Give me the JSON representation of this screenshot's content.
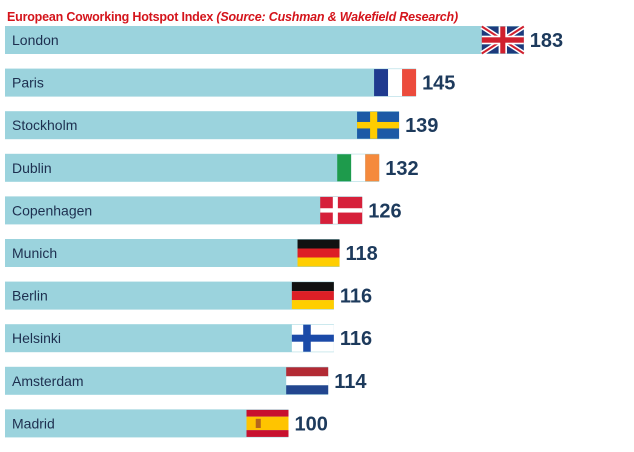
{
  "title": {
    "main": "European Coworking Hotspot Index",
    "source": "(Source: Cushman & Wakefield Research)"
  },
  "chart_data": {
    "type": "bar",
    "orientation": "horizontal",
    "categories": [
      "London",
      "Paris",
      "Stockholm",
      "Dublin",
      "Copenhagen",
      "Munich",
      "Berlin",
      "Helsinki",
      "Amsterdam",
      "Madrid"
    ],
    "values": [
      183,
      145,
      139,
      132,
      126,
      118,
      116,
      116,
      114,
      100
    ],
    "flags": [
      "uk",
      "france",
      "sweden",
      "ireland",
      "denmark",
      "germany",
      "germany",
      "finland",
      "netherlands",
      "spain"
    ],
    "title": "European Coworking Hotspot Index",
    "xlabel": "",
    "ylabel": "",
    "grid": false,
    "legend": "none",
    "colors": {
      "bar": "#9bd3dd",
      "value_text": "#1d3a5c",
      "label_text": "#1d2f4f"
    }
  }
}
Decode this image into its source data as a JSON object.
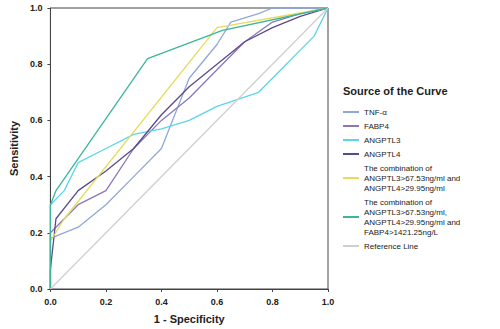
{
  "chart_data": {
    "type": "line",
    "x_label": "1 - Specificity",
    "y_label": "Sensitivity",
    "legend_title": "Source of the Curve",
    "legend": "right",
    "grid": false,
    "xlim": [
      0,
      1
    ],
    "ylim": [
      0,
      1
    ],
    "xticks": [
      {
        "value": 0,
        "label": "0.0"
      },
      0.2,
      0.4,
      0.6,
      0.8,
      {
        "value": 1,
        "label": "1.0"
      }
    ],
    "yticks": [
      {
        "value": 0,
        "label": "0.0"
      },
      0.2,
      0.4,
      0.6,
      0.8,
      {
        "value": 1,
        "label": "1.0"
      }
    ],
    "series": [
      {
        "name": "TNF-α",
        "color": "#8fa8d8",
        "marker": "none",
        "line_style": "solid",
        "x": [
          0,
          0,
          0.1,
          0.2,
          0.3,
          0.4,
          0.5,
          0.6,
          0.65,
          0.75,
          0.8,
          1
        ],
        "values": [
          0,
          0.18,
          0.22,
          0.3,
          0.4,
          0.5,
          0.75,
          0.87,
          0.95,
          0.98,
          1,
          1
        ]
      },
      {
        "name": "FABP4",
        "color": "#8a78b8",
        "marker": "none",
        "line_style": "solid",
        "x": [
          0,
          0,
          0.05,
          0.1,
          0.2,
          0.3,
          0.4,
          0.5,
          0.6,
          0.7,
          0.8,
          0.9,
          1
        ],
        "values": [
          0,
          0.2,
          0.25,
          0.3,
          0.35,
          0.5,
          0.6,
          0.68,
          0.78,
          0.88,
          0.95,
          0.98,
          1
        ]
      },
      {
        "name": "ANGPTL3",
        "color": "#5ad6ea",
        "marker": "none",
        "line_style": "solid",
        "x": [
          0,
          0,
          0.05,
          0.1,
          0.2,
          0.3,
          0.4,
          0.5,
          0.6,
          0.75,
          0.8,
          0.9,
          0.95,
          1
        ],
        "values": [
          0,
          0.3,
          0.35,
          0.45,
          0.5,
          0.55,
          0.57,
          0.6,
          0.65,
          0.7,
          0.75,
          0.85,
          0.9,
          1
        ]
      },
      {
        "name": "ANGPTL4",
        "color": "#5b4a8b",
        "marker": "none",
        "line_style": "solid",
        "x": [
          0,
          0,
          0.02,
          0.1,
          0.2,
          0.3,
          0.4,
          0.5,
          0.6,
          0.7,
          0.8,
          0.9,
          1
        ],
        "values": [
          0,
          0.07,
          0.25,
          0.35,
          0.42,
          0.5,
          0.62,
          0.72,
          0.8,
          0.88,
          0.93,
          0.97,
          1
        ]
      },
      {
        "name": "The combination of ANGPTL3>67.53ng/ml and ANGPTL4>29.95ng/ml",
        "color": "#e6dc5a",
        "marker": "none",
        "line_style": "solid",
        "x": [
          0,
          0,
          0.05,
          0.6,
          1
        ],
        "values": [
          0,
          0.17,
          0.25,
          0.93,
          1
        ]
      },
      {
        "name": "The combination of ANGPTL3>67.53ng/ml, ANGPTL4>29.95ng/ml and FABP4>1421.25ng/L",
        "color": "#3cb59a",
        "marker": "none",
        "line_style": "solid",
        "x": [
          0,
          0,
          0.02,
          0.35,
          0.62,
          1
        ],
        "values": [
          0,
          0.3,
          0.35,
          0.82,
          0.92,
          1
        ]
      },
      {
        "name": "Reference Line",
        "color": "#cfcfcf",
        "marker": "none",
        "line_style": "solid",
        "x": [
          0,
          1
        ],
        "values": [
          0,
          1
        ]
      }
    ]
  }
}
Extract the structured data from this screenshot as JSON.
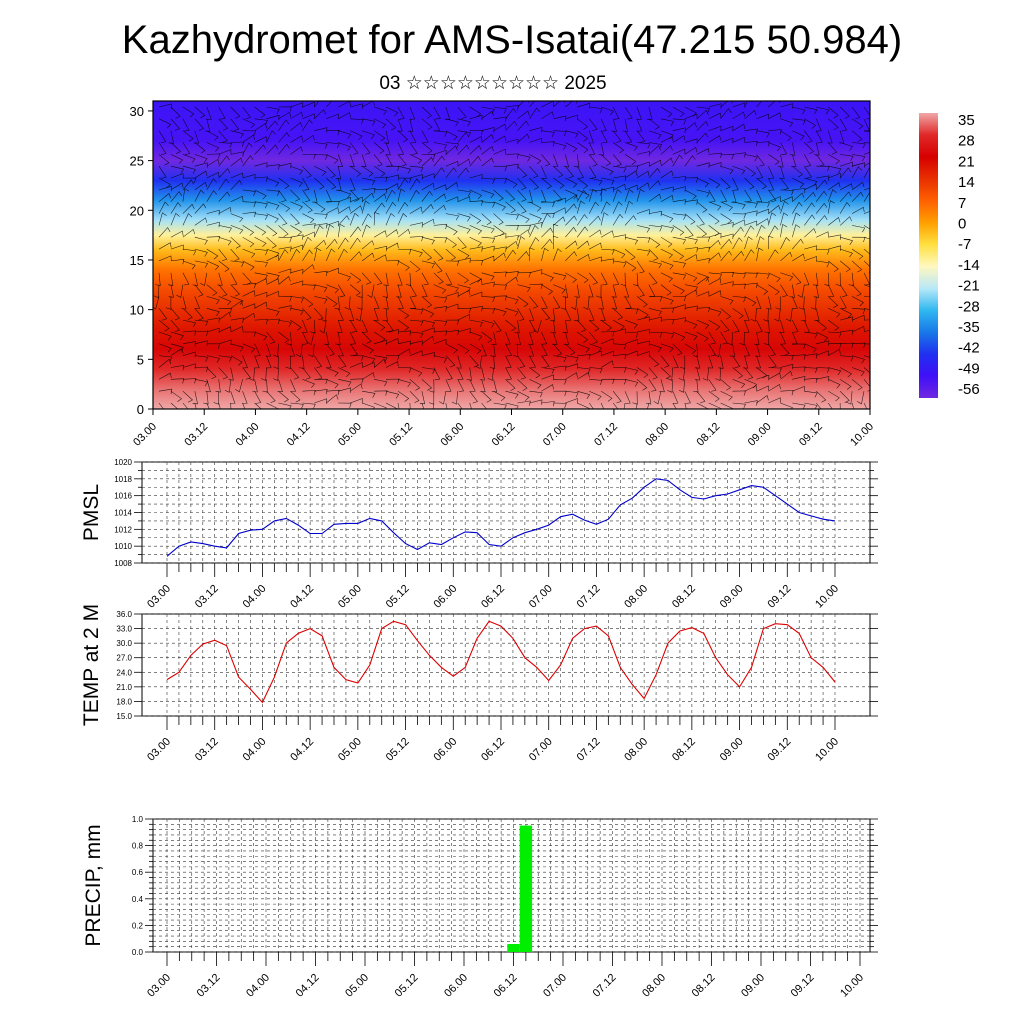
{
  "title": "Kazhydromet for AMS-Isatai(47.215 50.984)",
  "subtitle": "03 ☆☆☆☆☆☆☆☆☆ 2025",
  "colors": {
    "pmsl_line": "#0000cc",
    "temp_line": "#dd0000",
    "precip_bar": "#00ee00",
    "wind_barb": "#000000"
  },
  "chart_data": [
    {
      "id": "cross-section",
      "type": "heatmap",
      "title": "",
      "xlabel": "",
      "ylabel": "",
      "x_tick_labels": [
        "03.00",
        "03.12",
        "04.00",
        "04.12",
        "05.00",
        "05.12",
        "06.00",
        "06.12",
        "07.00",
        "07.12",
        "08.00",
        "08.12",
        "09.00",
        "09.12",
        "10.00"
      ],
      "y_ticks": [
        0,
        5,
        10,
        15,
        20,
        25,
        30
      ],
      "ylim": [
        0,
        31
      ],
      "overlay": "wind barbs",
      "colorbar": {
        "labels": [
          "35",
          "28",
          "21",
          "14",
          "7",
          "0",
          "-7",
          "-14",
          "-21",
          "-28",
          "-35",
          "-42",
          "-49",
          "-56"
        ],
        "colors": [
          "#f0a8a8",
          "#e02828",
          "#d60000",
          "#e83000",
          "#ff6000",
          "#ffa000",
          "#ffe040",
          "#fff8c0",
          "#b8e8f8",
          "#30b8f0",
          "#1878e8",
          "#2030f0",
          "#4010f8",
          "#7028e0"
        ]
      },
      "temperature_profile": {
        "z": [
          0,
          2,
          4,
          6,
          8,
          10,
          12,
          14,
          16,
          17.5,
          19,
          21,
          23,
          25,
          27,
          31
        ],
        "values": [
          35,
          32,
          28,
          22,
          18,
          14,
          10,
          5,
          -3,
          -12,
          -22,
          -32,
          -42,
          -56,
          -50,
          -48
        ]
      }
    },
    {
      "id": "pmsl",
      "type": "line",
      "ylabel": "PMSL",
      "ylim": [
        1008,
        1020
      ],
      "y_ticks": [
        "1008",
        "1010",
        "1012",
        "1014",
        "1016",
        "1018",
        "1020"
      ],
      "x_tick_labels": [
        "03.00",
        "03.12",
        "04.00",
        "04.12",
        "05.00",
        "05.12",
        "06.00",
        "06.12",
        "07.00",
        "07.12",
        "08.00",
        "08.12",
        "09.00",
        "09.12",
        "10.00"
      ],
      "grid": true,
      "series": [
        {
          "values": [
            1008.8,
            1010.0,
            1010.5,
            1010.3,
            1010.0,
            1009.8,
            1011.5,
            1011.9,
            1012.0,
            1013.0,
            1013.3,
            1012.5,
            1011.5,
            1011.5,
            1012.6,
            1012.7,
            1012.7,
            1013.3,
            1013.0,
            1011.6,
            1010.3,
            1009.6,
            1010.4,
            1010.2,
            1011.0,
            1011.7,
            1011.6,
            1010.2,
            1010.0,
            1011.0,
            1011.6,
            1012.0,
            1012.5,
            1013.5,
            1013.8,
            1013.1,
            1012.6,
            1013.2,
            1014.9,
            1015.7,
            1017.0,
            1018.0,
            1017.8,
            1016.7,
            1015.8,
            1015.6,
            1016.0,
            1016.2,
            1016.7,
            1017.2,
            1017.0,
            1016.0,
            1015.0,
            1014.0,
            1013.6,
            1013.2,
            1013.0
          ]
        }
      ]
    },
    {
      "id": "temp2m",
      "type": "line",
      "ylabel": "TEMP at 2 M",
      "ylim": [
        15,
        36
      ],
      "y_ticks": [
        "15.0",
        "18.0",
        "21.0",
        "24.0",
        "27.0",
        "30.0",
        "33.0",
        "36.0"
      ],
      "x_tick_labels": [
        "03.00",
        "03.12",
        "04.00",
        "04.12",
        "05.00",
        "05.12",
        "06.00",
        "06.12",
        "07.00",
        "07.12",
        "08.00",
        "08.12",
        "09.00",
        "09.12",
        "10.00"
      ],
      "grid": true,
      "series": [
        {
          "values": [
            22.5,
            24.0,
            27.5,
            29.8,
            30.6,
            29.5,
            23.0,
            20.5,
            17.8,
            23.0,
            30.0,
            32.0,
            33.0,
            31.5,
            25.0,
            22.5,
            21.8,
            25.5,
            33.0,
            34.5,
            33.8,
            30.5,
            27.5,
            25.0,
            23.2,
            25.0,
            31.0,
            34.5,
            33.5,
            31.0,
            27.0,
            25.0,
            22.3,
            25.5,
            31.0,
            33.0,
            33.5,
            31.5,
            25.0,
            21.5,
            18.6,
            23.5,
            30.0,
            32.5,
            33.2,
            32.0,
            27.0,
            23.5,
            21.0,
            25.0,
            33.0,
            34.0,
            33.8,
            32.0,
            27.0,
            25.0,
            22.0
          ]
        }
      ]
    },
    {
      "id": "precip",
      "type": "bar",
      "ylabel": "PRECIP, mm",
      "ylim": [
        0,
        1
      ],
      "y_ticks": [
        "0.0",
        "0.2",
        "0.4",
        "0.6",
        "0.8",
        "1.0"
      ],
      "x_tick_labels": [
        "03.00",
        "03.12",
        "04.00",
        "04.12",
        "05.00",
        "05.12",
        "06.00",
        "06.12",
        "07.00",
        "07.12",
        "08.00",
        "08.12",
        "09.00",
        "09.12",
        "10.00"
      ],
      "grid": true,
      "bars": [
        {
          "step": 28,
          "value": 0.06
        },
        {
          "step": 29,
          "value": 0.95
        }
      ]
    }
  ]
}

**WORK TO COMPLETE:** Locate all lines in the listing above with the word "Hotspot" and copy them.

**OUTPUT BELOW:**
    "main": "European Coworking Hotspot Index",
    "title": "European Coworking Hotspot Index",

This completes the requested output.